EXERCISE DETAILS
Gather all lines from the material that contain the word "Sales".

RECORDS TO PROCESS
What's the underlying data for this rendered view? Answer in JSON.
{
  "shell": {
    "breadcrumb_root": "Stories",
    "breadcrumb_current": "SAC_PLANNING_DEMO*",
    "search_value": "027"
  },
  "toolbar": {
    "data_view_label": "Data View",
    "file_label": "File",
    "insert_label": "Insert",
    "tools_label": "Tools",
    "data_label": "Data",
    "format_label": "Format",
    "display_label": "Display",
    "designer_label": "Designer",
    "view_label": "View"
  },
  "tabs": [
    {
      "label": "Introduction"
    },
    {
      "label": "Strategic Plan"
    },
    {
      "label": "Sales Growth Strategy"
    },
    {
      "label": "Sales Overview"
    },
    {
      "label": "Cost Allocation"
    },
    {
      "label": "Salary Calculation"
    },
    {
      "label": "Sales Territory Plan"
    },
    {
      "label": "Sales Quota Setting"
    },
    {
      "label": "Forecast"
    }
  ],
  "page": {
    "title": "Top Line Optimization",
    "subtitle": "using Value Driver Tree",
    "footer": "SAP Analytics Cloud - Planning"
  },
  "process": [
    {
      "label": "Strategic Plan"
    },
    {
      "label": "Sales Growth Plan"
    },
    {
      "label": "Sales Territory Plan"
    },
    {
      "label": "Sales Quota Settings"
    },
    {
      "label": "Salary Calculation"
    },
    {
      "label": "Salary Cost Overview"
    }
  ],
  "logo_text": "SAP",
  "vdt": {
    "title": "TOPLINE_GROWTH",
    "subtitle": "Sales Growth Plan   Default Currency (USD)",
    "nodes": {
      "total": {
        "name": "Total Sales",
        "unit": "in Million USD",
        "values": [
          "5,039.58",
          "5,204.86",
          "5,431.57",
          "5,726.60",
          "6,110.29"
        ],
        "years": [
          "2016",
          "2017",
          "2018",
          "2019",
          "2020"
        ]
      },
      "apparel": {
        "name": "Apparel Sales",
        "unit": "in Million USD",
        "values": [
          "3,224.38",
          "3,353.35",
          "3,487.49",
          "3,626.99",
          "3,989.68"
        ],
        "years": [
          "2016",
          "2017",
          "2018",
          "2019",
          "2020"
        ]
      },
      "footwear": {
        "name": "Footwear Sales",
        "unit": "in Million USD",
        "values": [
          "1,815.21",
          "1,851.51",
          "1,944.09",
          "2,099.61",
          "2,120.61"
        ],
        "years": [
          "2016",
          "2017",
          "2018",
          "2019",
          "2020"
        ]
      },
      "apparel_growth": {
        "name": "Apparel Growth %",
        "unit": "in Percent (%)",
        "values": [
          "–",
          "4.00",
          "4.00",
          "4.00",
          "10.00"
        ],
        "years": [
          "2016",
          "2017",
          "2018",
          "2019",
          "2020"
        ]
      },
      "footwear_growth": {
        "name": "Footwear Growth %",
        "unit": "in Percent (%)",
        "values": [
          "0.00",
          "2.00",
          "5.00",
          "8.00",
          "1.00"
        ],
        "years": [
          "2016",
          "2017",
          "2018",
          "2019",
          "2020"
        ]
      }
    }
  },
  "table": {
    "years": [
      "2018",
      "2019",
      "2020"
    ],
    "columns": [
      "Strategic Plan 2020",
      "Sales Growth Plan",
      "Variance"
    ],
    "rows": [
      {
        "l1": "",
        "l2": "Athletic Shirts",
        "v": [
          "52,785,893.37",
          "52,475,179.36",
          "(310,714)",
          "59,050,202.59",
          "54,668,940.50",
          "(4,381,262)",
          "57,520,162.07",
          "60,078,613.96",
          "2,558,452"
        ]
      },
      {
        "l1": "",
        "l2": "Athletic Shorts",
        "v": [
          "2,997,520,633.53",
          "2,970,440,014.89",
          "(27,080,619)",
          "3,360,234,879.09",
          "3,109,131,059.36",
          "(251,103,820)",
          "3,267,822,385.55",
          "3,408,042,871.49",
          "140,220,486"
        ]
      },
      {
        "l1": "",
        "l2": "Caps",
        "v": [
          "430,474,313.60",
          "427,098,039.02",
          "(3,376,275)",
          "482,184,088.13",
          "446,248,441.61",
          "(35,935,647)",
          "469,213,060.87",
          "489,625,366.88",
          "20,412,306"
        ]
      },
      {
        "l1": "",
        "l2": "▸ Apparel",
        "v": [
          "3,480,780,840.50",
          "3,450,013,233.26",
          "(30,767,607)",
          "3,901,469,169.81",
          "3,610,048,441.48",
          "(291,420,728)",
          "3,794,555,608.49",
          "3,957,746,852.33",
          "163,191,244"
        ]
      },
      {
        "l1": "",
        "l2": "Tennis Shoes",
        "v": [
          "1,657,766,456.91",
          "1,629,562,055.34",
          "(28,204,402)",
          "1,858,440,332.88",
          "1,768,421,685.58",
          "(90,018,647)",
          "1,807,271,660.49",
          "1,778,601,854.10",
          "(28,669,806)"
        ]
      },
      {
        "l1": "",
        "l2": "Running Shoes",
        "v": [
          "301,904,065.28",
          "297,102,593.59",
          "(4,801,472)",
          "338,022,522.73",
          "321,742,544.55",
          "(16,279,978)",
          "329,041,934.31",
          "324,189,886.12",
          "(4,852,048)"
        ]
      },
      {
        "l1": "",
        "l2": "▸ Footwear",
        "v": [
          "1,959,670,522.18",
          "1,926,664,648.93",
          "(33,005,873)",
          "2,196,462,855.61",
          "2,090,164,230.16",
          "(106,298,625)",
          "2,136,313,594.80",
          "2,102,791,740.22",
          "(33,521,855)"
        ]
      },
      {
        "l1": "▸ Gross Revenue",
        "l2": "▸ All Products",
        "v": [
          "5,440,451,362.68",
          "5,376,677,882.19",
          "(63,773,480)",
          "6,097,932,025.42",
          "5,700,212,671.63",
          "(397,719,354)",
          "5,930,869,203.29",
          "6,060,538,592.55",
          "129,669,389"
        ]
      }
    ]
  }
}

TASK RESPONSE
      "label": "Sales Growth Strategy"
      "label": "Sales Overview"
      "label": "Sales Territory Plan"
      "label": "Sales Quota Setting"
      "label": "Sales Growth Plan"
      "label": "Sales Territory Plan"
      "label": "Sales Quota Settings"
    "subtitle": "Sales Growth Plan   Default Currency (USD)",
        "name": "Total Sales",
        "name": "Apparel Sales",
        "name": "Footwear Sales",
      "Sales Growth Plan",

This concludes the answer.